Pull every line with the word "time" out of the entries below.

────────────────

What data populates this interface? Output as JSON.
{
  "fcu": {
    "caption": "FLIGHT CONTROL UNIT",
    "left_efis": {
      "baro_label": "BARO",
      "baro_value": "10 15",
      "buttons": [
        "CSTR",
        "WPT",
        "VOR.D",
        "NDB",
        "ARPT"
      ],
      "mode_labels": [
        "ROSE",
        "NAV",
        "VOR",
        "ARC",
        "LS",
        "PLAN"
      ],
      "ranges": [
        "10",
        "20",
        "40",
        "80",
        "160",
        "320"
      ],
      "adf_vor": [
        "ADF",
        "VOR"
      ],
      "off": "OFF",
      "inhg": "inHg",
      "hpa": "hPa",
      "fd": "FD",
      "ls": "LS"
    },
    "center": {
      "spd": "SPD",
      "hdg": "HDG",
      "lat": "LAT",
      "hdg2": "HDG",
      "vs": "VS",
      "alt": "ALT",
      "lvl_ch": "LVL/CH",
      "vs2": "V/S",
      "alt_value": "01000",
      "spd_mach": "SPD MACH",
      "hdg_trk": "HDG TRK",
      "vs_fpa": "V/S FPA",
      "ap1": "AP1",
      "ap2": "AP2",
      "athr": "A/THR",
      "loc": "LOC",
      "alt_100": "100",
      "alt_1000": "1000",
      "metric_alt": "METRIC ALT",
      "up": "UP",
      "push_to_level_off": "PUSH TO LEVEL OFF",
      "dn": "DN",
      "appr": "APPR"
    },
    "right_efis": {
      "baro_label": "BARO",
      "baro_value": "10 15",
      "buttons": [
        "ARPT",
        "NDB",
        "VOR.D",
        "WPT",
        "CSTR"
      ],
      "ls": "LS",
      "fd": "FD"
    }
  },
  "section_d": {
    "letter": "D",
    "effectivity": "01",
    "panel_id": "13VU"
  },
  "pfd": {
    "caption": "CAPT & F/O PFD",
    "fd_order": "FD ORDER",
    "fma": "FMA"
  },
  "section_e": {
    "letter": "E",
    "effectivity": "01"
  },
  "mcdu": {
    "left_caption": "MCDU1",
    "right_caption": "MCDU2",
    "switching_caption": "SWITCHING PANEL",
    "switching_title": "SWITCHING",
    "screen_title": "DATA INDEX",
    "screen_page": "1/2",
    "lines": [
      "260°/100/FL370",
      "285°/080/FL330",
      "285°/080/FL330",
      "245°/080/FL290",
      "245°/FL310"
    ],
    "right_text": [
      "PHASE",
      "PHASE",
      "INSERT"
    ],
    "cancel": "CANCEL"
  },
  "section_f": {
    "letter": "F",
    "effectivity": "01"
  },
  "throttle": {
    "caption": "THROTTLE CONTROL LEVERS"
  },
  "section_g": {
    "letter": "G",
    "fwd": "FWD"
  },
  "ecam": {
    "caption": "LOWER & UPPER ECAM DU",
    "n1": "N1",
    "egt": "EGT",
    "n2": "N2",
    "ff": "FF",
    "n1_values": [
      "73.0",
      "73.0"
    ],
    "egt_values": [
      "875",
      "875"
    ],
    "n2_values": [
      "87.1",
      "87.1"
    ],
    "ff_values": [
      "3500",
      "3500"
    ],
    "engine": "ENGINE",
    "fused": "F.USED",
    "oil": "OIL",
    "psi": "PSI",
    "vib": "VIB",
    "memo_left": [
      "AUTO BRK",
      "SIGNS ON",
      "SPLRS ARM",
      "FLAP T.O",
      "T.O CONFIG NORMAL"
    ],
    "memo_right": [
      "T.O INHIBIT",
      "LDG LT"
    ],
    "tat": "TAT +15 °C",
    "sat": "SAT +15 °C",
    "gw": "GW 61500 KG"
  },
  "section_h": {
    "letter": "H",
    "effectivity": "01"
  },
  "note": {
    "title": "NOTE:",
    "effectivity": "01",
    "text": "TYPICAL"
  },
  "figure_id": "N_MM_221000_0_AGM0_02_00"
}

────────────────

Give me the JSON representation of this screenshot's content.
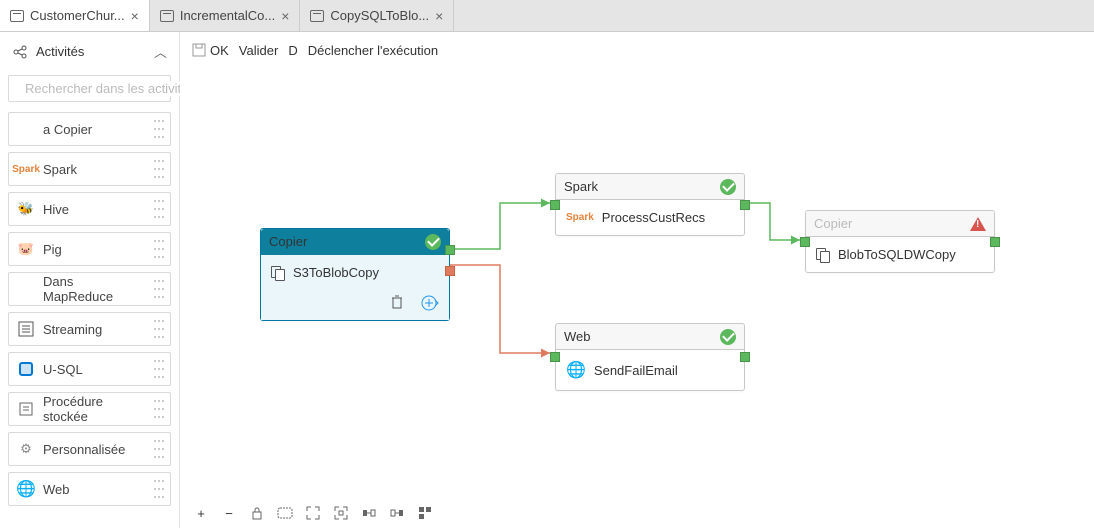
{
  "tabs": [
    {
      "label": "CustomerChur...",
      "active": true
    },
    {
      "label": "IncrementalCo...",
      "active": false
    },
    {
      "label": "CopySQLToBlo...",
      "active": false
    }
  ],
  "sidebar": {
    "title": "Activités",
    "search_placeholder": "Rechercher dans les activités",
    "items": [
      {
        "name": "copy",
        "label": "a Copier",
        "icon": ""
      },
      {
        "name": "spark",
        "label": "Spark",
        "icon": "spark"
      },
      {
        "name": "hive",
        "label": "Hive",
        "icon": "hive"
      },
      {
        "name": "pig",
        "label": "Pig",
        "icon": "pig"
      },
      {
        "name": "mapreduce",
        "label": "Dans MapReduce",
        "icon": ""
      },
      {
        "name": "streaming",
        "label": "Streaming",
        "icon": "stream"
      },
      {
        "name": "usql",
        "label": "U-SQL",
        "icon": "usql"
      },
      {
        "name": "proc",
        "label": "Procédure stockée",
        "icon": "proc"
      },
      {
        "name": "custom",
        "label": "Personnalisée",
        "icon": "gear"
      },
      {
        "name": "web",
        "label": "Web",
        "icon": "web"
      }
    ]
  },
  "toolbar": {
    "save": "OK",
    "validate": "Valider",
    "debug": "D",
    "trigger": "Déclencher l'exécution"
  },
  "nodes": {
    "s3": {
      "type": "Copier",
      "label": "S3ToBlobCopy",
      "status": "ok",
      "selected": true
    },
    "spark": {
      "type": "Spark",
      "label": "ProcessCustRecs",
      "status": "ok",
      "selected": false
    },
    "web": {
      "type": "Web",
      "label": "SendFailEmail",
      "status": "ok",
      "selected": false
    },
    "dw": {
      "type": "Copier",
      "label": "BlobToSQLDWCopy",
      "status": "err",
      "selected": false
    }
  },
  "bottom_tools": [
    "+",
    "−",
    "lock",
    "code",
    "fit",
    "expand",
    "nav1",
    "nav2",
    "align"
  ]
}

────────────────

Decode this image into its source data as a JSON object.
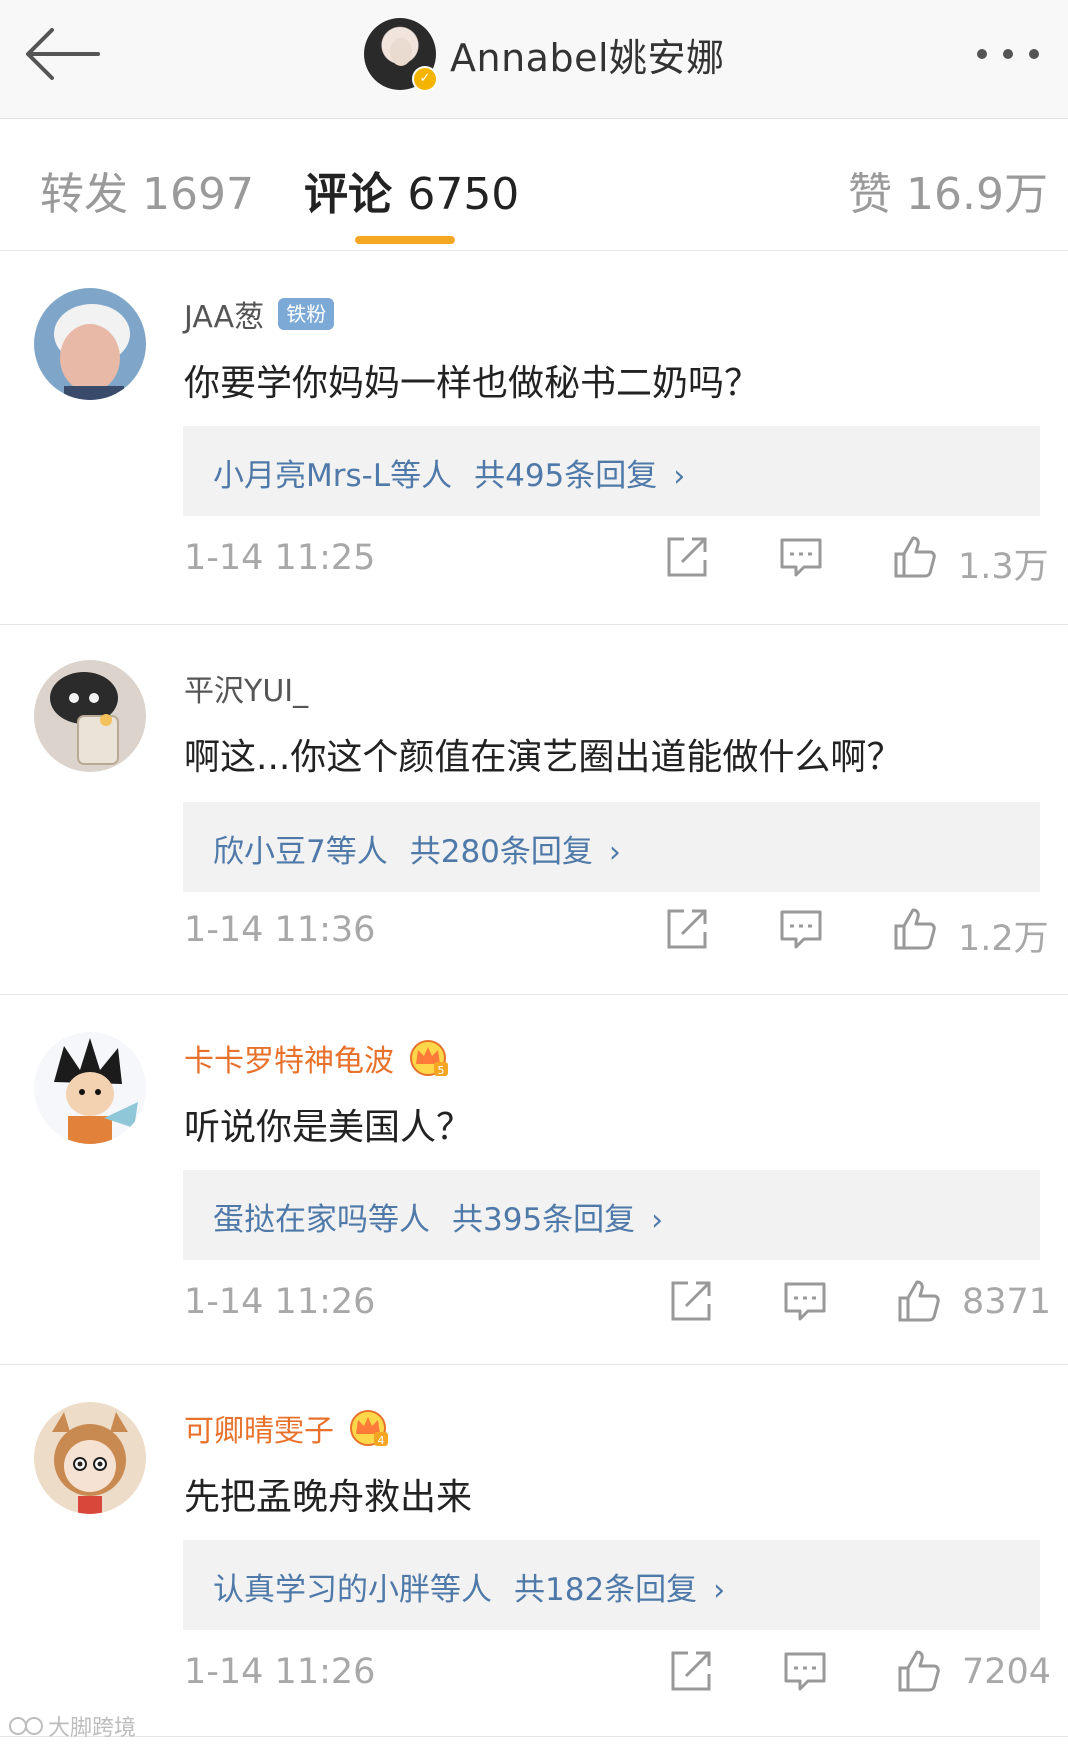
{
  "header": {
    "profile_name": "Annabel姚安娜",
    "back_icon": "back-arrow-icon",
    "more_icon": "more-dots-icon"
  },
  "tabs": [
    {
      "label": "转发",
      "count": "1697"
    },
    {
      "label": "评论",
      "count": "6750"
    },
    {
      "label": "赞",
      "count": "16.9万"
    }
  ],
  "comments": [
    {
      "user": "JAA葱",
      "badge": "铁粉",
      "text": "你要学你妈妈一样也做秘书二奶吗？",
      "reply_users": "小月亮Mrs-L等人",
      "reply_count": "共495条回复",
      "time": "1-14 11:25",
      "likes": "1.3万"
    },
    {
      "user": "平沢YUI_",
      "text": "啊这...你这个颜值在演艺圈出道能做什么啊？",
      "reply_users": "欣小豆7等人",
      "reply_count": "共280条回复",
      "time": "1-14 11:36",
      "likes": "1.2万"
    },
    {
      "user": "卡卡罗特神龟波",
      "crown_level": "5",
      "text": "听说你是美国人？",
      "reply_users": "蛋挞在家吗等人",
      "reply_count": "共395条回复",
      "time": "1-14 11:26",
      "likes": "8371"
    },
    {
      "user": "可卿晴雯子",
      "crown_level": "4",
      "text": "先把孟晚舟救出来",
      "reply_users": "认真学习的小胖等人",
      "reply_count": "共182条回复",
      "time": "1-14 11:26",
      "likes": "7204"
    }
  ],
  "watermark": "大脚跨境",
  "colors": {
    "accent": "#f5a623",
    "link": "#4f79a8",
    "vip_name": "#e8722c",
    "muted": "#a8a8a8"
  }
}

────────────────

Response:
      "time": "1-14 11:25",
      "time": "1-14 11:36",
      "time": "1-14 11:26",
      "time": "1-14 11:26",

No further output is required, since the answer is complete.